◆ Document passage
————————

The experiment apparatus and set-up for a block of solid material

You need a block of material of known mass eg 0.5 to 1.5 kg.

So you need a mass balance.

The block must be surrounded by a good layer of insulation to minimise heat losses to the surroundings. Polystyrene would be a good insulator and because it is mainly pockets of CO2 gas of low density with a low heat capacity (low thermal energy store), but watch you don't 'overheat' and soften the polystyrene! Layers of cotton or newspaper might do.

The block must have two holes drilled in it - one for a thermometer and another for the heating element.

Do extra diagram with a joulemeter?

Its mass should be accurately measured.

The heating element is connected in series with an ammeter (to measure the current I in amperes) and a d.c. power supply e.g. 5-15 volts. The voltmeter must connected in parallel across the heating element connections.

You also need a stop clock or stopwatch.

In the experiment electrically energy is transferred and converted to heat energy which is absorbed by the block, increasing its temperature and increasing its thermal energy store.

The electrical current in the circuit does work on the heater and so transferring electrical energy from the power supply to the heaters thermal energy store which in turn is transferred to the metal block's energy store and therefore its temperature rises.

————————

◆ Data under study
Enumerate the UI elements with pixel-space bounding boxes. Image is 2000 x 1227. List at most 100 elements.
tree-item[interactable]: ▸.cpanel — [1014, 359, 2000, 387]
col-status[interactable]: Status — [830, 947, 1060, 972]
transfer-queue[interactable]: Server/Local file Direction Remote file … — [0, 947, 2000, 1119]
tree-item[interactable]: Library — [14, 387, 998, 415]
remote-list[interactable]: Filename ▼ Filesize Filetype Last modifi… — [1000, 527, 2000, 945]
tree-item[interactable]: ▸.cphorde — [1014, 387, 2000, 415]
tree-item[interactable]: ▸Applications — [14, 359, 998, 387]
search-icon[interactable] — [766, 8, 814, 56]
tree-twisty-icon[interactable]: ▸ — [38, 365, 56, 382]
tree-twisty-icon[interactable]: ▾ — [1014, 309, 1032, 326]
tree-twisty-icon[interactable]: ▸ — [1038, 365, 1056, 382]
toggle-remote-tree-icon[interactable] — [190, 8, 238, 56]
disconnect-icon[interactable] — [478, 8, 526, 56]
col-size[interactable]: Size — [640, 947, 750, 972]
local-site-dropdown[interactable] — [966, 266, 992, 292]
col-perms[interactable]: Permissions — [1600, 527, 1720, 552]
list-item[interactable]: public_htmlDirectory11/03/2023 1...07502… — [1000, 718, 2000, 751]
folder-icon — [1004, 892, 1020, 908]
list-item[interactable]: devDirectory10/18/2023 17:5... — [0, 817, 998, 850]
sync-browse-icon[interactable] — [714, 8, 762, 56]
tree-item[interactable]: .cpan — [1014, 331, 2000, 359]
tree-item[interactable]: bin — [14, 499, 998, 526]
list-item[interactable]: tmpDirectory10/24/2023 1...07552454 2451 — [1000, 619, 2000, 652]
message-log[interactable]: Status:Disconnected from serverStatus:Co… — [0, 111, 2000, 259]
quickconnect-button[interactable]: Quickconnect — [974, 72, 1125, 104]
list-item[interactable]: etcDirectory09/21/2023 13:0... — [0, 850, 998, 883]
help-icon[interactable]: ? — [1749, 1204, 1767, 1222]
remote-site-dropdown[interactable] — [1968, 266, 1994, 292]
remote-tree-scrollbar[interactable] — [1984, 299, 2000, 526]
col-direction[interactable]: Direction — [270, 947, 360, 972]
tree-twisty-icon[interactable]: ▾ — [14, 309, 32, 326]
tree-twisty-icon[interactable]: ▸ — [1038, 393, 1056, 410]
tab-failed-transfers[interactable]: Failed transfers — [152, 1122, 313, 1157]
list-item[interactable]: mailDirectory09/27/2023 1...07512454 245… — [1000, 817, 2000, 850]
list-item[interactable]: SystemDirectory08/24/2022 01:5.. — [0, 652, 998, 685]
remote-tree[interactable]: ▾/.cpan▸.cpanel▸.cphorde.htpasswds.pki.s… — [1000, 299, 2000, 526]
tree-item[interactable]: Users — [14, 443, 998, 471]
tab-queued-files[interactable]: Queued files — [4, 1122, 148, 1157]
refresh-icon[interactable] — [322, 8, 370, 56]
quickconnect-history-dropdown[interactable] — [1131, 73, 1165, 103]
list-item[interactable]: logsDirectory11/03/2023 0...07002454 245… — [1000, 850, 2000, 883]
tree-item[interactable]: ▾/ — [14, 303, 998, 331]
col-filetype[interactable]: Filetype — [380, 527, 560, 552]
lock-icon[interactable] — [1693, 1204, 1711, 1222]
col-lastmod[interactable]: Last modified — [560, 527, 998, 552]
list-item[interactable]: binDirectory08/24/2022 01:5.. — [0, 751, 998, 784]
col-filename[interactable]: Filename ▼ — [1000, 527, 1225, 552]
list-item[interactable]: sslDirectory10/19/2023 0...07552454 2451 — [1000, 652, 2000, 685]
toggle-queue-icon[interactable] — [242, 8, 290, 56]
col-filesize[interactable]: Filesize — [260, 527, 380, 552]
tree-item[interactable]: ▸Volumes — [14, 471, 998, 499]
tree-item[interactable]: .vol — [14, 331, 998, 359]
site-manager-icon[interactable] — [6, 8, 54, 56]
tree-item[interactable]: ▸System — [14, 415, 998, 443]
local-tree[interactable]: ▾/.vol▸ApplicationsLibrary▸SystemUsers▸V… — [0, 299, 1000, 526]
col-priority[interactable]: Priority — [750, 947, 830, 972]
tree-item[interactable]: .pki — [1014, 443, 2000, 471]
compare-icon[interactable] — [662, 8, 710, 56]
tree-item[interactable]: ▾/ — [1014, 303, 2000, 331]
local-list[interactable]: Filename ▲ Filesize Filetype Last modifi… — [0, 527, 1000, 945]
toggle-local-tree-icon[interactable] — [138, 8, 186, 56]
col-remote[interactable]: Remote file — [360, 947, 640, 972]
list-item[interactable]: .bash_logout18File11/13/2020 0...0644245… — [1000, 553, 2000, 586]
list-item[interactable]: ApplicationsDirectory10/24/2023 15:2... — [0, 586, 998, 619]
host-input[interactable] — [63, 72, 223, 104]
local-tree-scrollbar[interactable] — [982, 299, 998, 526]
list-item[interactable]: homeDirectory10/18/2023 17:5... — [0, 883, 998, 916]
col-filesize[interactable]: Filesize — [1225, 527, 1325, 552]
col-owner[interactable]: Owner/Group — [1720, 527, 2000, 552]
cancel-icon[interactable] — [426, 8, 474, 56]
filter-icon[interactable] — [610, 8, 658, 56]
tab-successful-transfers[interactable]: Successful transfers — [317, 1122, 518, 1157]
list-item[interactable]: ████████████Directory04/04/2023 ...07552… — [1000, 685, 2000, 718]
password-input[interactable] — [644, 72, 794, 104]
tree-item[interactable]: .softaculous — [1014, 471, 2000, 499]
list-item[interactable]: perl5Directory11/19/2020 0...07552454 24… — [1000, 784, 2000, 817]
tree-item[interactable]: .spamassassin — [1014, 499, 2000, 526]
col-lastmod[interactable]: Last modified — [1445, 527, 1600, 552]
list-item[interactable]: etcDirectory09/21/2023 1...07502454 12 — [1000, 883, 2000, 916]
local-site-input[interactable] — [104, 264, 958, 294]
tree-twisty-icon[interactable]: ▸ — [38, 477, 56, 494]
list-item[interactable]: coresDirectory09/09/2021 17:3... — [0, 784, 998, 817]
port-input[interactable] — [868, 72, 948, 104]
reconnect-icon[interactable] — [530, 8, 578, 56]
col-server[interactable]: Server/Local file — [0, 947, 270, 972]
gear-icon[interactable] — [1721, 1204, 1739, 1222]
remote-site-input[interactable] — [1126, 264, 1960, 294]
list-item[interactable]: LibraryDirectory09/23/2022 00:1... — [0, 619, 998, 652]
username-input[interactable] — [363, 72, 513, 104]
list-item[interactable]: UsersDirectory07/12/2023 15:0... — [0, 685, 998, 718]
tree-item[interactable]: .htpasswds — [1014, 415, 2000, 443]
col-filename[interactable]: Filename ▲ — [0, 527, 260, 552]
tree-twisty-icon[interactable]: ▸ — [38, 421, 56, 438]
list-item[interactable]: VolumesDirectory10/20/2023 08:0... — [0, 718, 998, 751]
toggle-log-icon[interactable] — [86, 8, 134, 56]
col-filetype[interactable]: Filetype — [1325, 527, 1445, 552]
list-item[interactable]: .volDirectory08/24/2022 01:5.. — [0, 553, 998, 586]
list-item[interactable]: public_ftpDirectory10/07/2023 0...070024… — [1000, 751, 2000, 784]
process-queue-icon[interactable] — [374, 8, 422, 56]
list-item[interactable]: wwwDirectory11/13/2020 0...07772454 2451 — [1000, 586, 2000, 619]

————————

In the passage on heating a block of solid material, how must the voltmeter be connected?

It must be connected in parallel across the heating element connections.